**Challenge:** Restate every entry word for word.

**Listed records:**
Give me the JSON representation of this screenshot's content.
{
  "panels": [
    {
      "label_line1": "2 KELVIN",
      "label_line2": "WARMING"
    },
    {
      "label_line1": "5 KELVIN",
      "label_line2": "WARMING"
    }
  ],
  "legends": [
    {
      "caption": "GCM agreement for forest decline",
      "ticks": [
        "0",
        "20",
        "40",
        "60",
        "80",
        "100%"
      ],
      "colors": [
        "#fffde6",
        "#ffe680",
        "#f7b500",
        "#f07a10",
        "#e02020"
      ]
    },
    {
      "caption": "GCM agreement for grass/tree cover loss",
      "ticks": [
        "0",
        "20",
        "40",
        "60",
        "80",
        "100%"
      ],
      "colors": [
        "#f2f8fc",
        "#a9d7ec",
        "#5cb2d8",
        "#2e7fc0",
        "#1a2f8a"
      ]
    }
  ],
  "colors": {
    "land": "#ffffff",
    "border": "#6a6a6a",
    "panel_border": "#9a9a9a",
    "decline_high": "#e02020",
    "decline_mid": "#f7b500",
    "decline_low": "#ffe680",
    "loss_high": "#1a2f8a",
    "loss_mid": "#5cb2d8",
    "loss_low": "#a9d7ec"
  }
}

**Answer to the problem:**
Give me the JSON representation of this screenshot's content.
{
  "panels": [
    {
      "label_line1": "2 KELVIN",
      "label_line2": "WARMING"
    },
    {
      "label_line1": "5 KELVIN",
      "label_line2": "WARMING"
    }
  ],
  "legends": [
    {
      "caption": "GCM agreement for forest decline",
      "ticks": [
        "0",
        "20",
        "40",
        "60",
        "80",
        "100%"
      ],
      "colors": [
        "#fffde6",
        "#ffe680",
        "#f7b500",
        "#f07a10",
        "#e02020"
      ]
    },
    {
      "caption": "GCM agreement for grass/tree cover loss",
      "ticks": [
        "0",
        "20",
        "40",
        "60",
        "80",
        "100%"
      ],
      "colors": [
        "#f2f8fc",
        "#a9d7ec",
        "#5cb2d8",
        "#2e7fc0",
        "#1a2f8a"
      ]
    }
  ],
  "colors": {
    "land": "#ffffff",
    "border": "#6a6a6a",
    "panel_border": "#9a9a9a",
    "decline_high": "#e02020",
    "decline_mid": "#f7b500",
    "decline_low": "#ffe680",
    "loss_high": "#1a2f8a",
    "loss_mid": "#5cb2d8",
    "loss_low": "#a9d7ec"
  }
}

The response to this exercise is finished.